Given task: Repeat every line of the material, character for character.

--- Supplied material ---

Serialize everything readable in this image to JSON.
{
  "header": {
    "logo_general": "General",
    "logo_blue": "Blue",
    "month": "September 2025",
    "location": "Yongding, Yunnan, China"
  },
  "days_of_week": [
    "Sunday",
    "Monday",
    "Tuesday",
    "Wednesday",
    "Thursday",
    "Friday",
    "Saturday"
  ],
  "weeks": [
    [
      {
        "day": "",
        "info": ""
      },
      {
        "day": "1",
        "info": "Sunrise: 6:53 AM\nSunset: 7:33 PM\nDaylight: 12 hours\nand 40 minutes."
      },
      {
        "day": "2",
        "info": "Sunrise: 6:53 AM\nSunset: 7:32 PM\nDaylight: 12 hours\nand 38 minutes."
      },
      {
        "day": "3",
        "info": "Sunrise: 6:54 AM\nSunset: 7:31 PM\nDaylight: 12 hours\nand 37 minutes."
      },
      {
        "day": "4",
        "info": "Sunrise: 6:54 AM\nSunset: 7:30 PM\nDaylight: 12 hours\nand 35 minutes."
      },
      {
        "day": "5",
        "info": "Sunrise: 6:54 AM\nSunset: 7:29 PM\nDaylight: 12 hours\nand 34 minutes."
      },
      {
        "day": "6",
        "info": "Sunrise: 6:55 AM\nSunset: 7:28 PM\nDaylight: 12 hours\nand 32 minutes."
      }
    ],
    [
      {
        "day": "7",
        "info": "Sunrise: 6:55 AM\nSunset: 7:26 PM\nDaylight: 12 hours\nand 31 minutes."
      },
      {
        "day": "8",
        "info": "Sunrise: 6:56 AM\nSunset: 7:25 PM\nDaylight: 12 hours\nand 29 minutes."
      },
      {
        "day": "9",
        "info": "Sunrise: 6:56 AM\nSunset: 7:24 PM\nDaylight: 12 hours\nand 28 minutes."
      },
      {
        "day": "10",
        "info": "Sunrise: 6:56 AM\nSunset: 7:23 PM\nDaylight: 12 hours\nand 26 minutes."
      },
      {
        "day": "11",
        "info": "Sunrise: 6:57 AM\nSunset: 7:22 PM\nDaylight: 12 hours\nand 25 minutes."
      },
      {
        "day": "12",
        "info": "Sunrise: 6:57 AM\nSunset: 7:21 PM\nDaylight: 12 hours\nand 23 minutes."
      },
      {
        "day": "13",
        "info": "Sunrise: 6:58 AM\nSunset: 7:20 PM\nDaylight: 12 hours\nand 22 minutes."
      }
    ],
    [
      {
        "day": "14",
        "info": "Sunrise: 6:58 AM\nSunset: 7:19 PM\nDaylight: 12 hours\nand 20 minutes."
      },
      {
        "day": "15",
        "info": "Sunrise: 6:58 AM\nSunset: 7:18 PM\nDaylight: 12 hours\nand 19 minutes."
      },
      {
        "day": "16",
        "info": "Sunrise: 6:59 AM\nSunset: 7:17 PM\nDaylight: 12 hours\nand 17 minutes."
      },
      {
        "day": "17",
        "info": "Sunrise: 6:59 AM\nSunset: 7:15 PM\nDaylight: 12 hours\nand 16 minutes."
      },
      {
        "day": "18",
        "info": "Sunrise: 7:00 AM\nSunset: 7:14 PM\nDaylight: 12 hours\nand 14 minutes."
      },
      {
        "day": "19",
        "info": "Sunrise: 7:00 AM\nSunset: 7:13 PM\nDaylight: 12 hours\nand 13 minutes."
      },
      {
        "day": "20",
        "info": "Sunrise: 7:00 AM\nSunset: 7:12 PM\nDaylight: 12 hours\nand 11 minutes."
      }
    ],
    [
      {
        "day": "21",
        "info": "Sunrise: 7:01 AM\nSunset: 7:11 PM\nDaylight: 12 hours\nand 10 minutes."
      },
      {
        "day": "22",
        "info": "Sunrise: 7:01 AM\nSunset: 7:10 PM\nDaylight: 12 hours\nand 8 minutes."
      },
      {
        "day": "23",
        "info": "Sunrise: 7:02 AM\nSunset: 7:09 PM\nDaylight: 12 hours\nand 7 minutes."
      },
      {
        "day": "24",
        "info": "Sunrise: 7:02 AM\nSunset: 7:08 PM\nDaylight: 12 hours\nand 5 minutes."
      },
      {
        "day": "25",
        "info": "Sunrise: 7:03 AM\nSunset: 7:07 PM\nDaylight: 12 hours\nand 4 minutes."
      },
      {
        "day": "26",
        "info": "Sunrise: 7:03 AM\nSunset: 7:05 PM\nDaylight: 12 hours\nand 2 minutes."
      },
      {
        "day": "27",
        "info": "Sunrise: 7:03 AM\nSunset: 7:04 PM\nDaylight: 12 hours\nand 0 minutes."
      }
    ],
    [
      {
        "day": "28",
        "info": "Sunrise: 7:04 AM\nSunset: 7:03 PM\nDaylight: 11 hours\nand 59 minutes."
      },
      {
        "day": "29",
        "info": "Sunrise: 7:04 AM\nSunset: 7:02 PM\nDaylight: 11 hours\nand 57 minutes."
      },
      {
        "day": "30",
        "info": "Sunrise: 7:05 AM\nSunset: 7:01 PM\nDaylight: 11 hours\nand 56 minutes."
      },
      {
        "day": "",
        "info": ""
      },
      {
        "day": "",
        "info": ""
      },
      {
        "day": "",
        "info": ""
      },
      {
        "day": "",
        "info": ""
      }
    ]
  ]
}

---

Finished task:
Serialize everything readable in this image to JSON.
{
  "header": {
    "logo_general": "General",
    "logo_blue": "Blue",
    "month": "September 2025",
    "location": "Yongding, Yunnan, China"
  },
  "days_of_week": [
    "Sunday",
    "Monday",
    "Tuesday",
    "Wednesday",
    "Thursday",
    "Friday",
    "Saturday"
  ],
  "weeks": [
    [
      {
        "day": "",
        "info": ""
      },
      {
        "day": "1",
        "info": "Sunrise: 6:53 AM\nSunset: 7:33 PM\nDaylight: 12 hours\nand 40 minutes."
      },
      {
        "day": "2",
        "info": "Sunrise: 6:53 AM\nSunset: 7:32 PM\nDaylight: 12 hours\nand 38 minutes."
      },
      {
        "day": "3",
        "info": "Sunrise: 6:54 AM\nSunset: 7:31 PM\nDaylight: 12 hours\nand 37 minutes."
      },
      {
        "day": "4",
        "info": "Sunrise: 6:54 AM\nSunset: 7:30 PM\nDaylight: 12 hours\nand 35 minutes."
      },
      {
        "day": "5",
        "info": "Sunrise: 6:54 AM\nSunset: 7:29 PM\nDaylight: 12 hours\nand 34 minutes."
      },
      {
        "day": "6",
        "info": "Sunrise: 6:55 AM\nSunset: 7:28 PM\nDaylight: 12 hours\nand 32 minutes."
      }
    ],
    [
      {
        "day": "7",
        "info": "Sunrise: 6:55 AM\nSunset: 7:26 PM\nDaylight: 12 hours\nand 31 minutes."
      },
      {
        "day": "8",
        "info": "Sunrise: 6:56 AM\nSunset: 7:25 PM\nDaylight: 12 hours\nand 29 minutes."
      },
      {
        "day": "9",
        "info": "Sunrise: 6:56 AM\nSunset: 7:24 PM\nDaylight: 12 hours\nand 28 minutes."
      },
      {
        "day": "10",
        "info": "Sunrise: 6:56 AM\nSunset: 7:23 PM\nDaylight: 12 hours\nand 26 minutes."
      },
      {
        "day": "11",
        "info": "Sunrise: 6:57 AM\nSunset: 7:22 PM\nDaylight: 12 hours\nand 25 minutes."
      },
      {
        "day": "12",
        "info": "Sunrise: 6:57 AM\nSunset: 7:21 PM\nDaylight: 12 hours\nand 23 minutes."
      },
      {
        "day": "13",
        "info": "Sunrise: 6:58 AM\nSunset: 7:20 PM\nDaylight: 12 hours\nand 22 minutes."
      }
    ],
    [
      {
        "day": "14",
        "info": "Sunrise: 6:58 AM\nSunset: 7:19 PM\nDaylight: 12 hours\nand 20 minutes."
      },
      {
        "day": "15",
        "info": "Sunrise: 6:58 AM\nSunset: 7:18 PM\nDaylight: 12 hours\nand 19 minutes."
      },
      {
        "day": "16",
        "info": "Sunrise: 6:59 AM\nSunset: 7:17 PM\nDaylight: 12 hours\nand 17 minutes."
      },
      {
        "day": "17",
        "info": "Sunrise: 6:59 AM\nSunset: 7:15 PM\nDaylight: 12 hours\nand 16 minutes."
      },
      {
        "day": "18",
        "info": "Sunrise: 7:00 AM\nSunset: 7:14 PM\nDaylight: 12 hours\nand 14 minutes."
      },
      {
        "day": "19",
        "info": "Sunrise: 7:00 AM\nSunset: 7:13 PM\nDaylight: 12 hours\nand 13 minutes."
      },
      {
        "day": "20",
        "info": "Sunrise: 7:00 AM\nSunset: 7:12 PM\nDaylight: 12 hours\nand 11 minutes."
      }
    ],
    [
      {
        "day": "21",
        "info": "Sunrise: 7:01 AM\nSunset: 7:11 PM\nDaylight: 12 hours\nand 10 minutes."
      },
      {
        "day": "22",
        "info": "Sunrise: 7:01 AM\nSunset: 7:10 PM\nDaylight: 12 hours\nand 8 minutes."
      },
      {
        "day": "23",
        "info": "Sunrise: 7:02 AM\nSunset: 7:09 PM\nDaylight: 12 hours\nand 7 minutes."
      },
      {
        "day": "24",
        "info": "Sunrise: 7:02 AM\nSunset: 7:08 PM\nDaylight: 12 hours\nand 5 minutes."
      },
      {
        "day": "25",
        "info": "Sunrise: 7:03 AM\nSunset: 7:07 PM\nDaylight: 12 hours\nand 4 minutes."
      },
      {
        "day": "26",
        "info": "Sunrise: 7:03 AM\nSunset: 7:05 PM\nDaylight: 12 hours\nand 2 minutes."
      },
      {
        "day": "27",
        "info": "Sunrise: 7:03 AM\nSunset: 7:04 PM\nDaylight: 12 hours\nand 0 minutes."
      }
    ],
    [
      {
        "day": "28",
        "info": "Sunrise: 7:04 AM\nSunset: 7:03 PM\nDaylight: 11 hours\nand 59 minutes."
      },
      {
        "day": "29",
        "info": "Sunrise: 7:04 AM\nSunset: 7:02 PM\nDaylight: 11 hours\nand 57 minutes."
      },
      {
        "day": "30",
        "info": "Sunrise: 7:05 AM\nSunset: 7:01 PM\nDaylight: 11 hours\nand 56 minutes."
      },
      {
        "day": "",
        "info": ""
      },
      {
        "day": "",
        "info": ""
      },
      {
        "day": "",
        "info": ""
      },
      {
        "day": "",
        "info": ""
      }
    ]
  ]
}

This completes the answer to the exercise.